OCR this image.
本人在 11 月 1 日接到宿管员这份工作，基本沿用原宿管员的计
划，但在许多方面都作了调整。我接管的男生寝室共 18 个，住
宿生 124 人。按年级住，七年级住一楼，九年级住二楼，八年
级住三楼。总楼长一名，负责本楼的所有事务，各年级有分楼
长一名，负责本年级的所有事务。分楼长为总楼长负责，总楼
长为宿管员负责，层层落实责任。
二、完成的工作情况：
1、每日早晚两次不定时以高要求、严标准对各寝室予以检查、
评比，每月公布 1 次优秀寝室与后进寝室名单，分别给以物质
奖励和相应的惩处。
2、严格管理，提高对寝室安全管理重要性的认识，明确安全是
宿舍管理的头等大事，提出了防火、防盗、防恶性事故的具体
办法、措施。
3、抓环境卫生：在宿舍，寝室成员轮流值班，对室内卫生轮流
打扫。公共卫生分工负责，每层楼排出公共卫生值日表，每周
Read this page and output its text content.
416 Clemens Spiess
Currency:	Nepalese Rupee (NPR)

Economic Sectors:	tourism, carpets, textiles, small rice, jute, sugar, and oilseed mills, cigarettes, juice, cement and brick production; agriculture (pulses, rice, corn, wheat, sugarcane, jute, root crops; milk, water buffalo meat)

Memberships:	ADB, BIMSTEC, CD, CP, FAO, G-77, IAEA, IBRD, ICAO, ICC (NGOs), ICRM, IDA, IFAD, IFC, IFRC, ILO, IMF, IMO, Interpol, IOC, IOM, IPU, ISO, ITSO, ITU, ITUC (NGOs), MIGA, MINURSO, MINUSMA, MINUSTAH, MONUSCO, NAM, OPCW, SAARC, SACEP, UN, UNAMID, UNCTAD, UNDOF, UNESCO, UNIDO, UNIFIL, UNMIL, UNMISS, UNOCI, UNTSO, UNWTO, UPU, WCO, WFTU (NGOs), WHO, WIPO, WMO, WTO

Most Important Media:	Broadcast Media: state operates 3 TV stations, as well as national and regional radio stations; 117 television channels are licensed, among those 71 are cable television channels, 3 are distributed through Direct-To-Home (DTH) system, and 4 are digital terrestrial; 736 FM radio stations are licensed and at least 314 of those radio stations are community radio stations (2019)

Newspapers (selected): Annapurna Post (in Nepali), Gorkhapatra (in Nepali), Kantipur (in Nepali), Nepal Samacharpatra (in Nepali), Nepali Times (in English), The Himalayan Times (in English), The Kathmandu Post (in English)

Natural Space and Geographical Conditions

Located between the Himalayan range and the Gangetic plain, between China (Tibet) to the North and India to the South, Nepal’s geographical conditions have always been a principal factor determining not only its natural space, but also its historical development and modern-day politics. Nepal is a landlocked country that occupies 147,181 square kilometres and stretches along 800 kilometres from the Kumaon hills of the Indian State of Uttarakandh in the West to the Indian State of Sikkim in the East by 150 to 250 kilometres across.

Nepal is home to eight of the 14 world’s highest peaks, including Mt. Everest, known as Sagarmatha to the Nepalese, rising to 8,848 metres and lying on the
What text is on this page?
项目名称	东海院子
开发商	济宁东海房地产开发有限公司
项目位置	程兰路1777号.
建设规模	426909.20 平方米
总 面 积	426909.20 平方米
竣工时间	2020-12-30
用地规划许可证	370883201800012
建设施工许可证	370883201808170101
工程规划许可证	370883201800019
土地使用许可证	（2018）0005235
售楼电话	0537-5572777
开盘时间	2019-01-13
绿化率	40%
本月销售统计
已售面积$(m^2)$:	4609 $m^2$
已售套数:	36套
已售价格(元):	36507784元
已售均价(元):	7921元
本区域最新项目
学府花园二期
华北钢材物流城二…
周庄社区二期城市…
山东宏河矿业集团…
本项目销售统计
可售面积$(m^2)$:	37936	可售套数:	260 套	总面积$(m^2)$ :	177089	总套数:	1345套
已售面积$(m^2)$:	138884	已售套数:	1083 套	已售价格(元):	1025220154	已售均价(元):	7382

---*---

_What the task asks_
In the listing above, find each line with the word "this" and copy it.

_Written response_
OCR this image.
Read this page and output its text content.
What text is on this page?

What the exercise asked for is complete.